Figure record extracts:
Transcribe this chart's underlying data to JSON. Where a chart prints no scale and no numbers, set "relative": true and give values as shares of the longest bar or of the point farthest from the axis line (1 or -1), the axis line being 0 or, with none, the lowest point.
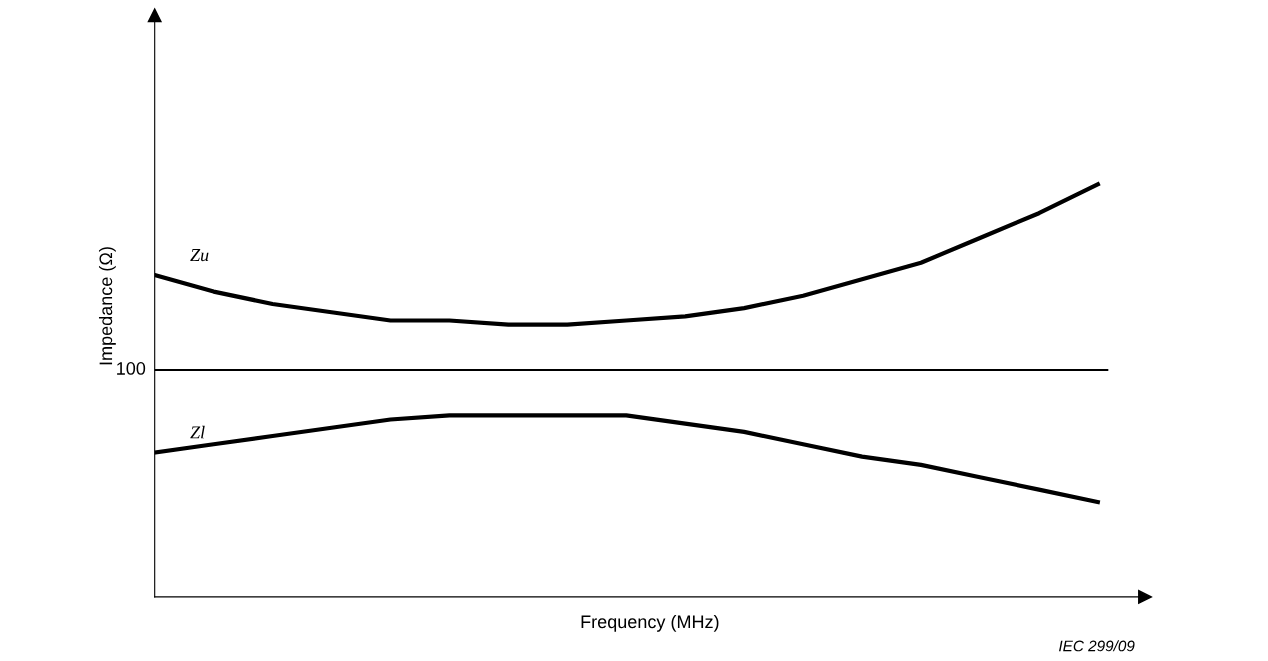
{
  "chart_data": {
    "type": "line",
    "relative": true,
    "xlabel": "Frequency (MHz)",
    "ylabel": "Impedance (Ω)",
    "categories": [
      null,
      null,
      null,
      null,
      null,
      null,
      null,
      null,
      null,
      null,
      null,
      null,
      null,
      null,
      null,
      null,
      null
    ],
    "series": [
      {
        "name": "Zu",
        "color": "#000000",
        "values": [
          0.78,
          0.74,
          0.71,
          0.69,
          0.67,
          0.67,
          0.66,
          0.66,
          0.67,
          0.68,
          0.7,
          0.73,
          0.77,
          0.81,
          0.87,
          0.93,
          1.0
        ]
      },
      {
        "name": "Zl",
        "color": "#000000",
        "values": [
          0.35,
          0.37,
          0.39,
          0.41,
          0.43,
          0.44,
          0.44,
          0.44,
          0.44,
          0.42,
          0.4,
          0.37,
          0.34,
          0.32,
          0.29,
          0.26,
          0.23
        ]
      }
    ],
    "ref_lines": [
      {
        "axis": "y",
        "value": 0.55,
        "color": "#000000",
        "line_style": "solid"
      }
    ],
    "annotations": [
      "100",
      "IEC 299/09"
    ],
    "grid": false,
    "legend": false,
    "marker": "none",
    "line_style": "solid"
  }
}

Required task: The records above must be printed exactly; the pictures stay out.

Reply to the task:
Transcribe this chart's underlying data to JSON. Where a chart prints no scale and no numbers, set "relative": true and give values as shares of the longest bar or of the point farthest from the axis line (1 or -1), the axis line being 0 or, with none, the lowest point.
{
  "chart_data": {
    "type": "line",
    "relative": true,
    "xlabel": "Frequency (MHz)",
    "ylabel": "Impedance (Ω)",
    "categories": [
      null,
      null,
      null,
      null,
      null,
      null,
      null,
      null,
      null,
      null,
      null,
      null,
      null,
      null,
      null,
      null,
      null
    ],
    "series": [
      {
        "name": "Zu",
        "color": "#000000",
        "values": [
          0.78,
          0.74,
          0.71,
          0.69,
          0.67,
          0.67,
          0.66,
          0.66,
          0.67,
          0.68,
          0.7,
          0.73,
          0.77,
          0.81,
          0.87,
          0.93,
          1.0
        ]
      },
      {
        "name": "Zl",
        "color": "#000000",
        "values": [
          0.35,
          0.37,
          0.39,
          0.41,
          0.43,
          0.44,
          0.44,
          0.44,
          0.44,
          0.42,
          0.4,
          0.37,
          0.34,
          0.32,
          0.29,
          0.26,
          0.23
        ]
      }
    ],
    "ref_lines": [
      {
        "axis": "y",
        "value": 0.55,
        "color": "#000000",
        "line_style": "solid"
      }
    ],
    "annotations": [
      "100",
      "IEC 299/09"
    ],
    "grid": false,
    "legend": false,
    "marker": "none",
    "line_style": "solid"
  }
}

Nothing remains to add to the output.